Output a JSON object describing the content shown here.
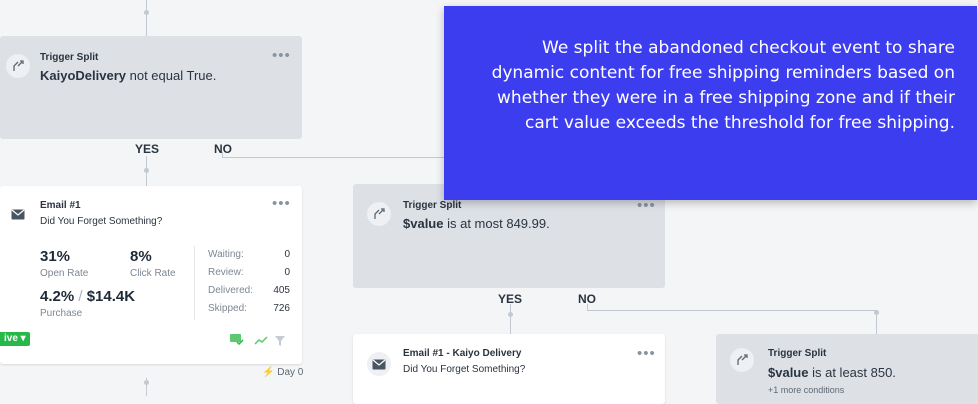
{
  "callout": {
    "text": "We split the abandoned checkout event to share dynamic content for free shipping reminders based on whether they were in a free shipping zone and if their cart value exceeds the threshold for free shipping."
  },
  "split1": {
    "title": "Trigger Split",
    "cond_bold": "KaiyoDelivery",
    "cond_rest": " not equal True.",
    "more": "•••",
    "yes": "YES",
    "no": "NO"
  },
  "email1": {
    "title": "Email #1",
    "subject": "Did You Forget Something?",
    "more": "•••",
    "open_rate": "31%",
    "open_rate_label": "Open Rate",
    "click_rate": "8%",
    "click_rate_label": "Click Rate",
    "purchase_pct": "4.2%",
    "purchase_sep": " / ",
    "purchase_value": "$14.4K",
    "purchase_label": "Purchase",
    "stats": [
      {
        "label": "Waiting:",
        "value": "0"
      },
      {
        "label": "Review:",
        "value": "0"
      },
      {
        "label": "Delivered:",
        "value": "405"
      },
      {
        "label": "Skipped:",
        "value": "726"
      }
    ],
    "status": "ive ▾",
    "status_color": "#27b84a",
    "delay": "Day 0"
  },
  "split2": {
    "title": "Trigger Split",
    "cond_bold": "$value",
    "cond_rest": " is at most 849.99.",
    "more": "•••",
    "yes": "YES",
    "no": "NO"
  },
  "email2": {
    "title": "Email #1 - Kaiyo Delivery",
    "subject": "Did You Forget Something?",
    "more": "•••"
  },
  "split3": {
    "title": "Trigger Split",
    "cond_bold": "$value",
    "cond_rest": " is at least 850.",
    "extra": "+1 more conditions"
  },
  "colors": {
    "callout_bg": "#3d3df0",
    "card_gray": "#dde1e6",
    "connector": "#c3c9d0",
    "live_green": "#27b84a"
  },
  "icons": [
    "split-icon",
    "mail-icon",
    "more-icon",
    "check-mail-icon",
    "trend-icon",
    "filter-icon",
    "bolt-icon"
  ]
}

_ _ _ _ _ _ _

- **WORK TO BE COMPLETED**: Output every entry exactly as given; pictures are not part of the copy.

- **CORRECT ANSWER**:
Output a JSON object describing the content shown here.
{
  "callout": {
    "text": "We split the abandoned checkout event to share dynamic content for free shipping reminders based on whether they were in a free shipping zone and if their cart value exceeds the threshold for free shipping."
  },
  "split1": {
    "title": "Trigger Split",
    "cond_bold": "KaiyoDelivery",
    "cond_rest": " not equal True.",
    "more": "•••",
    "yes": "YES",
    "no": "NO"
  },
  "email1": {
    "title": "Email #1",
    "subject": "Did You Forget Something?",
    "more": "•••",
    "open_rate": "31%",
    "open_rate_label": "Open Rate",
    "click_rate": "8%",
    "click_rate_label": "Click Rate",
    "purchase_pct": "4.2%",
    "purchase_sep": " / ",
    "purchase_value": "$14.4K",
    "purchase_label": "Purchase",
    "stats": [
      {
        "label": "Waiting:",
        "value": "0"
      },
      {
        "label": "Review:",
        "value": "0"
      },
      {
        "label": "Delivered:",
        "value": "405"
      },
      {
        "label": "Skipped:",
        "value": "726"
      }
    ],
    "status": "ive ▾",
    "status_color": "#27b84a",
    "delay": "Day 0"
  },
  "split2": {
    "title": "Trigger Split",
    "cond_bold": "$value",
    "cond_rest": " is at most 849.99.",
    "more": "•••",
    "yes": "YES",
    "no": "NO"
  },
  "email2": {
    "title": "Email #1 - Kaiyo Delivery",
    "subject": "Did You Forget Something?",
    "more": "•••"
  },
  "split3": {
    "title": "Trigger Split",
    "cond_bold": "$value",
    "cond_rest": " is at least 850.",
    "extra": "+1 more conditions"
  },
  "colors": {
    "callout_bg": "#3d3df0",
    "card_gray": "#dde1e6",
    "connector": "#c3c9d0",
    "live_green": "#27b84a"
  },
  "icons": [
    "split-icon",
    "mail-icon",
    "more-icon",
    "check-mail-icon",
    "trend-icon",
    "filter-icon",
    "bolt-icon"
  ]
}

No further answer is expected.